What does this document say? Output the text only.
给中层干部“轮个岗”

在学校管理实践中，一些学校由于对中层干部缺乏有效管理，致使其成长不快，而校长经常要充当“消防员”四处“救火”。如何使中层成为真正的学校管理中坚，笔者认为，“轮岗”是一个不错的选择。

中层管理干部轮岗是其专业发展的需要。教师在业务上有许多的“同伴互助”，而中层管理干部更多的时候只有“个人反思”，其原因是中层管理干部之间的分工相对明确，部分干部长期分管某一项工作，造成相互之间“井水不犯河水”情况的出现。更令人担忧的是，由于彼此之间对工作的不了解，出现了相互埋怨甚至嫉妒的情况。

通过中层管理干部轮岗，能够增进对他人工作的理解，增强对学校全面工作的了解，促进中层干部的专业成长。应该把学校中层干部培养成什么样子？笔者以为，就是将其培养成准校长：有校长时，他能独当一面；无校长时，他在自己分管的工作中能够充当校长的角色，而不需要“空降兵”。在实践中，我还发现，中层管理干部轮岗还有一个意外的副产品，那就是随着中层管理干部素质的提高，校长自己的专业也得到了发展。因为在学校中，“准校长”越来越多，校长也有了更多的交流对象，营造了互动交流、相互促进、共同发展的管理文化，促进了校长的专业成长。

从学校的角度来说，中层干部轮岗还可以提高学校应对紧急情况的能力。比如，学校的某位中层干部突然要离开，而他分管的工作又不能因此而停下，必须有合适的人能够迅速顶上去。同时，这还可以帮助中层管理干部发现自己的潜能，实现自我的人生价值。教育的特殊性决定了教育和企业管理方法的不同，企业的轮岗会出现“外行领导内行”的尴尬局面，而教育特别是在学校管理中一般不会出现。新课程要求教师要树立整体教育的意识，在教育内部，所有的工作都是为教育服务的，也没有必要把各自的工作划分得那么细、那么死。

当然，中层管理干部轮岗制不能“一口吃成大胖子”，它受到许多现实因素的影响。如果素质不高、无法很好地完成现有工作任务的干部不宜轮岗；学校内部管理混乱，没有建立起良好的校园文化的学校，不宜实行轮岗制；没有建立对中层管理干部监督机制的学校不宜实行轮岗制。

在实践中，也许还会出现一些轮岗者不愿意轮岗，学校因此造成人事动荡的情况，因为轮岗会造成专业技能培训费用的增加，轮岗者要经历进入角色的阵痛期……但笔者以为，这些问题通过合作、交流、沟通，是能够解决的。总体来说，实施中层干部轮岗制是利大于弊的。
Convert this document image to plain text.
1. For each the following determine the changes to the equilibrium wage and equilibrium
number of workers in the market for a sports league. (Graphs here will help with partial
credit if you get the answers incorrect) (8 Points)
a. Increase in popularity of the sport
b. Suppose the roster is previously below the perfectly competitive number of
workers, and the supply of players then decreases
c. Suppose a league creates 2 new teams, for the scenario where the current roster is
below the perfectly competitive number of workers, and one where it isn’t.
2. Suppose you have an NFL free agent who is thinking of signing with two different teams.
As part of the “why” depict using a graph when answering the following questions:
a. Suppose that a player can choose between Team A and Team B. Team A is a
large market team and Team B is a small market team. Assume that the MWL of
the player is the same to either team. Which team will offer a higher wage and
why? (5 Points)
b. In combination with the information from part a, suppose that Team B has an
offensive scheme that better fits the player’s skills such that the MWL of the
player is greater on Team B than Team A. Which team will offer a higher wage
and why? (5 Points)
***
▶ _WHAT IS EXPECTED_
Scan the entries above for the word "wage" and collect each line holding it.

▶ _EXPECTED ANSWER_
1. For each the following determine the changes to the equilibrium wage and equilibrium
the player is the same to either team. Which team will offer a higher wage and
player is greater on Team B than Team A. Which team will offer a higher wage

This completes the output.